> **GIVEN REQUEST**:
Answer these questions about the Python garbage collection thread.
1. What list is assigned to self.y in the example?
2. What refcount does the newly created list have right after the myclass() call?
3. What reference count does the list have once it is bound to the name x?
#### PASSAGE PROVIDED
Newbie question about python garbage collection when keeping only a reference to an object's member

Steve Holden steve at holdenweb.com
Fri Nov 12 17:18:44 EST 2010 

On 11/12/2010 2:03 PM, George Burdell wrote:
> My understanding is that any object which is not pointed to by any
> variable will be automatically deleted. What if I create a class
> object, but only keep a reference to one of its members, and not a
> reference to the object itself? What goes on internally in Python?
> Does Python retain the whole object, or does it just keep a copy of
> the referenced member?
> 
> For example, if I have
> 
> def myclass:
>     def __init__(self):
>        self.x = [1,2,3]
>        self.y = [4,5,6]
> x = myclass().x
> 
> This works, and I correctly get x = [1,2,3]. But what happened to the
> myclass() object initially created, and the member "y"?

The myclass() call created a myclass instance (which contains a
reference to a newly created list, which therefore has a refcount of 1).

Attribute access to that instance then returns a second reference to the
list, which is bound to the name x in the current local namespace (or
the module global namespace if this is top-level code). The binding
results in a reference count of two for the list.
########
#### COLLECTED MATERIAL
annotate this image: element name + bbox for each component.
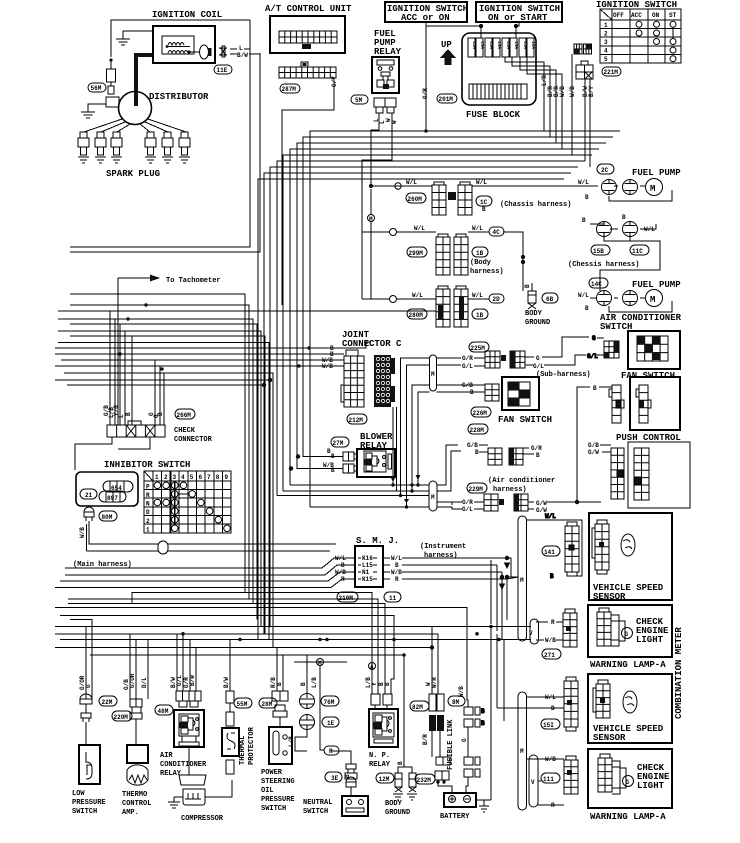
########
> **WRITTEN REPLY**:
1. [4,5,6]
2. 1
3. Two